### TEXTO PROPORCIONADO

_ _ _ _ _ _ _

27 febrero 2006

Otras vacaciones fenomenales...



Visitaba a España por la tercera vez durante las vacaciones de febrero, que comenzaron el 11. Visitaba a mi familia con quien vivía cuando estudiaba en Valladolid, a unos amigos en Madrid, y además, fui a Granada donde había temperaturas más allá de veinte grados. Casi me olvidé de que estación era. Andaba por los lados de la ciudad que no había vista la primera vez que estaba en la ciudad. En cuanto a los fines de semana, aproveché de la fiesta, esta vez, exclusivamente con españoles. Llegué a aguantar tres noches de fiesta enseguida, todas las cuales duraban más allá de las seis de la mañana. Creo que esta vez me he hartado de la fiesta en España, al momento.

De Madrid, fui directamente a Tübingen, Alemania el 19 de febrero, en cuatro trenes diferentes. El viaje duraba 24 horas, y tenía que apurarme a cambiar trenes en Paris, porque cambiar trenes en Paris siempre significa llegar a una estación, subir y bajar escaleras del metro para llegar a la otra. Llegué al andén menos de un minuto antes de que saliera el tren para Alemania.

En Tübingen, me encontré con un amigo que conocí por primera vez en Nueva Zelanda, que no veía hace un año y medio. Nosotros dos y dos de sus amigos, todos fuimos a San Antonio, Austria, durante cuatro días para esquiar. La suerte con el clima que tenía continuaba; teníamos tres días de sol y nieve fresca. Los alemanes esquiaban a toda prisa como cometientes de los Juegos Olímpicos. Mientras que mis piernas aguantaban, podía apenas alcanzar el ritmo. Pero por la tarde, no era posible porque había muchos magnates, y solamente sé bajarlos por caerme. De todas maneras, creo que me mejoré mucho.

_ _ _ _ _ _ _

Datos de segmentación de páginas:

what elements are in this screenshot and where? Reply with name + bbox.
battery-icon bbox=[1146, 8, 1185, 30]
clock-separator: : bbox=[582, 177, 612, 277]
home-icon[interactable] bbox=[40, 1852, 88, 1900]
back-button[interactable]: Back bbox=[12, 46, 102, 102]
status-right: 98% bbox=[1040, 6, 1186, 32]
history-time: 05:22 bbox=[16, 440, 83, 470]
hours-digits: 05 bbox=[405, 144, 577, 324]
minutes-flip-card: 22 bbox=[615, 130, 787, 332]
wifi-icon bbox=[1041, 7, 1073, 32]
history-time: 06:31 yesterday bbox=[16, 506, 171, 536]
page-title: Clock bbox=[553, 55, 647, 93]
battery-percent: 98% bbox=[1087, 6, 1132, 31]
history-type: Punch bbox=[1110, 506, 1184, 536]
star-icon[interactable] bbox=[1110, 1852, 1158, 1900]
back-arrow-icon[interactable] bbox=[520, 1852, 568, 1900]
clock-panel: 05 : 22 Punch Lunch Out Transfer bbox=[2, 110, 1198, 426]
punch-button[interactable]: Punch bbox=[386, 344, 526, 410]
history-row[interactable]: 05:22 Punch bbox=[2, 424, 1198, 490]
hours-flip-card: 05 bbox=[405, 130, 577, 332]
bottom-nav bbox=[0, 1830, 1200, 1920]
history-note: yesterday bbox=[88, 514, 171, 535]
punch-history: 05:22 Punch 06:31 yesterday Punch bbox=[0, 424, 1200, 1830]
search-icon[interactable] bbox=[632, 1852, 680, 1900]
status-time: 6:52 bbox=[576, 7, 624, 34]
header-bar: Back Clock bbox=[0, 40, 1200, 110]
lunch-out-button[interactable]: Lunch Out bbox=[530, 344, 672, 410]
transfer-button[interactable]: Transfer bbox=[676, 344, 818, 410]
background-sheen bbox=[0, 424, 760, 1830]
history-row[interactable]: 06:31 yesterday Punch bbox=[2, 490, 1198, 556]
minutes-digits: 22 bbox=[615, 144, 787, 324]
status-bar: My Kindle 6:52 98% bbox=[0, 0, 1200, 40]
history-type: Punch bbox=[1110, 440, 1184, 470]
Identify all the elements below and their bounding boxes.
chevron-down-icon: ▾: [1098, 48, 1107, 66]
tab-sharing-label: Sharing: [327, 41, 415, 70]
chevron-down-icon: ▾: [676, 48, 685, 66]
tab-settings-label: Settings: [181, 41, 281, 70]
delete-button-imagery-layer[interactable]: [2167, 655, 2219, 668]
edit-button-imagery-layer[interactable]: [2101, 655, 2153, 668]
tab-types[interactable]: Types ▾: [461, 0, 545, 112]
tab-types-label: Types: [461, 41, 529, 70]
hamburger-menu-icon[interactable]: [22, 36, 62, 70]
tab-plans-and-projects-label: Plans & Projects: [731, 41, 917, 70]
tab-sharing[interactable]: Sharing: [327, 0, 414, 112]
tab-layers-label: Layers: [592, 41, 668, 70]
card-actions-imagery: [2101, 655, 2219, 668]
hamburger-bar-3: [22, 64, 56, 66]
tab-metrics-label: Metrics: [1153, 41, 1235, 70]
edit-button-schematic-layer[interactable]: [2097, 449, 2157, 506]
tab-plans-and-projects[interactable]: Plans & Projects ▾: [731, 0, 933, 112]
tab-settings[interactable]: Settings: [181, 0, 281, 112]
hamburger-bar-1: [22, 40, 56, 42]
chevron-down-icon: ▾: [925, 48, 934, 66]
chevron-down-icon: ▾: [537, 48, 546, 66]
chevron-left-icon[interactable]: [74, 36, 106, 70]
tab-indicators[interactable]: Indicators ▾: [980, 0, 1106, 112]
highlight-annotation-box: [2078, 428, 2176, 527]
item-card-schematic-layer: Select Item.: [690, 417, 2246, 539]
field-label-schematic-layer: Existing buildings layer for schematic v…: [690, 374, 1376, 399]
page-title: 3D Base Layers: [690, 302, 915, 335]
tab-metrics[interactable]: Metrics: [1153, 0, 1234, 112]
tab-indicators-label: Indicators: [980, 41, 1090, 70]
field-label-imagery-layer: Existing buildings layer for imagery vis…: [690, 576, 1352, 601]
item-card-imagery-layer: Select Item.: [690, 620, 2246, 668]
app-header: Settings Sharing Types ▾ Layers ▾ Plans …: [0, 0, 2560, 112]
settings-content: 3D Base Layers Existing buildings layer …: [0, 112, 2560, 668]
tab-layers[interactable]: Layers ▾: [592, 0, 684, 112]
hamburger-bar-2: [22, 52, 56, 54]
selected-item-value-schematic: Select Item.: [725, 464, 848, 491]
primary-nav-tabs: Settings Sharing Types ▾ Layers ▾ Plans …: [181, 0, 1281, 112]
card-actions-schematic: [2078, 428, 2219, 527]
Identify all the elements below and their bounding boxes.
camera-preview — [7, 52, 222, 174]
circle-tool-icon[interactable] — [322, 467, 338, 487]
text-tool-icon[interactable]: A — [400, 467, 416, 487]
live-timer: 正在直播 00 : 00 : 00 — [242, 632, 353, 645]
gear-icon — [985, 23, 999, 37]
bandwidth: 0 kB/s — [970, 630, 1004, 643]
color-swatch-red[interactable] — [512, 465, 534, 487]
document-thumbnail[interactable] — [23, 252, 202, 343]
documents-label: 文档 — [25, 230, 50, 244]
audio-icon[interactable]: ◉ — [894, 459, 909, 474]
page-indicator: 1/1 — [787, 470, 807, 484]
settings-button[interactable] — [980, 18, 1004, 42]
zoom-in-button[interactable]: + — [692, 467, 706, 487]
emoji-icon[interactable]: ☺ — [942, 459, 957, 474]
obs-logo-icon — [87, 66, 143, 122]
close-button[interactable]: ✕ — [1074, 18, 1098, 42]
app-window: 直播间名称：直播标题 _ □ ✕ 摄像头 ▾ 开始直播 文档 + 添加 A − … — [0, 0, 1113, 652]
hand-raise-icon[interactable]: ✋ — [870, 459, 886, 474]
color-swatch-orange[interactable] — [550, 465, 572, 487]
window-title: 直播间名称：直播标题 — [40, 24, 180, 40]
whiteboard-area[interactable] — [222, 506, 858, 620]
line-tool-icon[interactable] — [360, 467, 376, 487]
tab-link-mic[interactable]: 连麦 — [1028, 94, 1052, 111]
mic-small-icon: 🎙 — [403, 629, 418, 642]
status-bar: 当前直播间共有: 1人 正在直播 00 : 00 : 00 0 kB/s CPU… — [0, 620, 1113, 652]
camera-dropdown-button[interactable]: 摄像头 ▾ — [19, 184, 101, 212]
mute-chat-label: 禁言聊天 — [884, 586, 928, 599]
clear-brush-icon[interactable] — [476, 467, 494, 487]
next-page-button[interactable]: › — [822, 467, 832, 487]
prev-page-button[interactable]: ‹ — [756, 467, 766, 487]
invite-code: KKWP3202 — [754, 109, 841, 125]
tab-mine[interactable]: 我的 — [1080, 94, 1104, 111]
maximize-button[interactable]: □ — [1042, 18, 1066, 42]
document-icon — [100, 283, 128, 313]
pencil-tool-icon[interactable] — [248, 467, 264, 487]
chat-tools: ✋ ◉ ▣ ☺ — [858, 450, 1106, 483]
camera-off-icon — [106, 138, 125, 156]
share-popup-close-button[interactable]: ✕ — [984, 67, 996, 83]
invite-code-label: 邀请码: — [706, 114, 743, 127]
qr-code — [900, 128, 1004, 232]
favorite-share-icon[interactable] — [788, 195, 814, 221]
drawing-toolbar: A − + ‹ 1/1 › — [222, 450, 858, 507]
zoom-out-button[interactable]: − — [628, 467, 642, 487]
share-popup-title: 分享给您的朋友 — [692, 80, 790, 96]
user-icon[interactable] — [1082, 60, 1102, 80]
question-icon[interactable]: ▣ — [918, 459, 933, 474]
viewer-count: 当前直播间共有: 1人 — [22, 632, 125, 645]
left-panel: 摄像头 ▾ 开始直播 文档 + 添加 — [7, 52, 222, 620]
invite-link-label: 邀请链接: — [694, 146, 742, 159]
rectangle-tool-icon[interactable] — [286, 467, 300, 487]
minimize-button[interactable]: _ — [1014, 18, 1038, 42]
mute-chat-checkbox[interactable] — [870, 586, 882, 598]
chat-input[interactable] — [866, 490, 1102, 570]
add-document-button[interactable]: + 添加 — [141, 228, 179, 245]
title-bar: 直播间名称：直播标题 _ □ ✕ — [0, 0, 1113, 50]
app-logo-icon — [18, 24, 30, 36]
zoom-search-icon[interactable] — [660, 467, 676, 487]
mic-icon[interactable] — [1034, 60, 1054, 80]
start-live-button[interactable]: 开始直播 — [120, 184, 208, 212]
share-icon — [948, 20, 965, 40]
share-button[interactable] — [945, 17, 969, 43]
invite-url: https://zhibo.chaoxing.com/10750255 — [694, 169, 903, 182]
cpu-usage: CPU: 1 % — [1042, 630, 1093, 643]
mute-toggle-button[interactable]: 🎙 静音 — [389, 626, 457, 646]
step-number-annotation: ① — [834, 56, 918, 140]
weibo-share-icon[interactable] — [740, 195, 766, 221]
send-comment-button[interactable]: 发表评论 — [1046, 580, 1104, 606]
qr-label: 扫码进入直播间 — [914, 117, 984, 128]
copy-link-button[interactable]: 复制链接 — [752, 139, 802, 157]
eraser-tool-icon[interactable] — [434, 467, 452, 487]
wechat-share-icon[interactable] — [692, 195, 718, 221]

_ _ _ _ _ _ _

### ACTIVIDADES
a) Según el relato de las vacaciones, ¿cuántas horas duró el viaje en tren de Madrid a Tübingen?
b) Prolonga, por favor, el relato de las vacaciones a partir de su última oración.

### RESPUESTAS DADAS
a) Duró 24 horas.

b)
Una cosa que se ve únicamente en Austria es la fiesta que sigue el día de esquiar. A la primera vista al esquiar a la parte abajo de la estación, me sorprendí de oír música y un montón de gente tomando cervezas en un patio en el aire libre. Cuando mi amigo Frank me dijo que íbamos a ir de fiesta una de las noches, no imaginaba que iba a ser así: Todo el mundo bailando en su equipo de esquí como si fuera una discoteca, a veces sobre las mesas. No me acuerdo de la última vez que tenía fiesta justa después de esquiar, ni de la última vez que bailaba con las botas de esquiar. Lo más difícil era esquiar el resto de la distancia hacia abajo, un poco borracho, en la oscuridad sobre los magnates congelados. Los austriacos aprovechan bien: desde que la fiesta comienza y termina temprano, no se pierde el día siguiente a causa de sueño o de resaca.

Aunque me divertí durante las vacaciones, hay que comentar sobre un viaje que hizo otra asistente de Dijon. Sola, y con un itinerario prácticamente vacío, fue a Marruecos. In los pocos minutes que tenía con ella, escuchaba historia por historia, cada una asombrosa. Había pasado unos días en el desierto Sahara, bajo cielos claros y bajo las estrellas con una familia muy lejos de donde va todo el mundo. Si le puedo convencer de publicar su historia, voy a colocar el enlace al fin de ésta.

Ha nevado otra vez en Dijon, llegando a ser una de los inviernos en que se registraba lo más nieve hasta la fecha. Aunque pasaba unas vacaciones fenomenales, me daba mucha ilusión de volver a mi trabajo. Solamente me quedan seis semanas como asistente, y ya estoy pensando como voy a echar de menos de mis alumnos cuando me voy en Abril.